- Brief:
Transcribe all records exactly.

______________________________

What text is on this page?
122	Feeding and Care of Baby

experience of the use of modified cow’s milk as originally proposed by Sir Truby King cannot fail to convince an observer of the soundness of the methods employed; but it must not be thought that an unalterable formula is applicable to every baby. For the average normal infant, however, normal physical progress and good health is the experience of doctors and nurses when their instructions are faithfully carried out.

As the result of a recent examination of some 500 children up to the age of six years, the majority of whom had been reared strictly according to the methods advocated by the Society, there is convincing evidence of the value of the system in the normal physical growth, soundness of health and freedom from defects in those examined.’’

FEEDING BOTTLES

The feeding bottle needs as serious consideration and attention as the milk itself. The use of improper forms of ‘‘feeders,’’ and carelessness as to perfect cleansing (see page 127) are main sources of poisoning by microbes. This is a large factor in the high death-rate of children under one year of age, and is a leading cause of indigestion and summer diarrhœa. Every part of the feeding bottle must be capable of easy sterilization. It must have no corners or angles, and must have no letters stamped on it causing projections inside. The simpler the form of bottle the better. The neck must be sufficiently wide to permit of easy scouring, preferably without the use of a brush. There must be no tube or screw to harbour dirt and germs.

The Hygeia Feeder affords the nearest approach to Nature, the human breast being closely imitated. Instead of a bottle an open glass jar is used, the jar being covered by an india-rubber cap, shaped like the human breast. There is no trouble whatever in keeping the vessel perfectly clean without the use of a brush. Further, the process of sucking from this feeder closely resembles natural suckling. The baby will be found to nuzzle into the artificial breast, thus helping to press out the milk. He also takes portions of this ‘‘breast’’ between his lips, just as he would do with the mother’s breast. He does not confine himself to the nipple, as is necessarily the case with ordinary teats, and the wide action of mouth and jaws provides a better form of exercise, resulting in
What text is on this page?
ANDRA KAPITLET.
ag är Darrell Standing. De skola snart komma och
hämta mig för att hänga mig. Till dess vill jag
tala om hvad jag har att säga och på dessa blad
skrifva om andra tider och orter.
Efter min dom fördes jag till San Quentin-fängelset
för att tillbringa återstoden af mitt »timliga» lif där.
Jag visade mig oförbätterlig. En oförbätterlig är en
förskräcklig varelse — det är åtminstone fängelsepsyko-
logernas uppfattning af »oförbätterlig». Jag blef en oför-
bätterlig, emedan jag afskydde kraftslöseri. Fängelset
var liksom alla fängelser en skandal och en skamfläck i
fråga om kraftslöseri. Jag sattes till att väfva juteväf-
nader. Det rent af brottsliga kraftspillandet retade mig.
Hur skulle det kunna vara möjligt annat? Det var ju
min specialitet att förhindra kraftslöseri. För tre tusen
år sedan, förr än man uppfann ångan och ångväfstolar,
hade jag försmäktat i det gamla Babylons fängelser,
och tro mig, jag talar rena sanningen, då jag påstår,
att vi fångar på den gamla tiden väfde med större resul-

______________________________

- Answer to the problem:
What text is on this page?
122	Feeding and Care of Baby

experience of the use of modified cow’s milk as originally proposed by Sir Truby King cannot fail to convince an observer of the soundness of the methods employed; but it must not be thought that an unalterable formula is applicable to every baby. For the average normal infant, however, normal physical progress and good health is the experience of doctors and nurses when their instructions are faithfully carried out.

As the result of a recent examination of some 500 children up to the age of six years, the majority of whom had been reared strictly according to the methods advocated by the Society, there is convincing evidence of the value of the system in the normal physical growth, soundness of health and freedom from defects in those examined.’’

FEEDING BOTTLES

The feeding bottle needs as serious consideration and attention as the milk itself. The use of improper forms of ‘‘feeders,’’ and carelessness as to perfect cleansing (see page 127) are main sources of poisoning by microbes. This is a large factor in the high death-rate of children under one year of age, and is a leading cause of indigestion and summer diarrhœa. Every part of the feeding bottle must be capable of easy sterilization. It must have no corners or angles, and must have no letters stamped on it causing projections inside. The simpler the form of bottle the better. The neck must be sufficiently wide to permit of easy scouring, preferably without the use of a brush. There must be no tube or screw to harbour dirt and germs.

The Hygeia Feeder affords the nearest approach to Nature, the human breast being closely imitated. Instead of a bottle an open glass jar is used, the jar being covered by an india-rubber cap, shaped like the human breast. There is no trouble whatever in keeping the vessel perfectly clean without the use of a brush. Further, the process of sucking from this feeder closely resembles natural suckling. The baby will be found to nuzzle into the artificial breast, thus helping to press out the milk. He also takes portions of this ‘‘breast’’ between his lips, just as he would do with the mother’s breast. He does not confine himself to the nipple, as is necessarily the case with ordinary teats, and the wide action of mouth and jaws provides a better form of exercise, resulting in
What text is on this page?
ANDRA KAPITLET.
ag är Darrell Standing. De skola snart komma och
hämta mig för att hänga mig. Till dess vill jag
tala om hvad jag har att säga och på dessa blad
skrifva om andra tider och orter.
Efter min dom fördes jag till San Quentin-fängelset
för att tillbringa återstoden af mitt »timliga» lif där.
Jag visade mig oförbätterlig. En oförbätterlig är en
förskräcklig varelse — det är åtminstone fängelsepsyko-
logernas uppfattning af »oförbätterlig». Jag blef en oför-
bätterlig, emedan jag afskydde kraftslöseri. Fängelset
var liksom alla fängelser en skandal och en skamfläck i
fråga om kraftslöseri. Jag sattes till att väfva juteväf-
nader. Det rent af brottsliga kraftspillandet retade mig.
Hur skulle det kunna vara möjligt annat? Det var ju
min specialitet att förhindra kraftslöseri. För tre tusen
år sedan, förr än man uppfann ångan och ångväfstolar,
hade jag försmäktat i det gamla Babylons fängelser,
och tro mig, jag talar rena sanningen, då jag påstår,
att vi fångar på den gamla tiden väfde med större resul-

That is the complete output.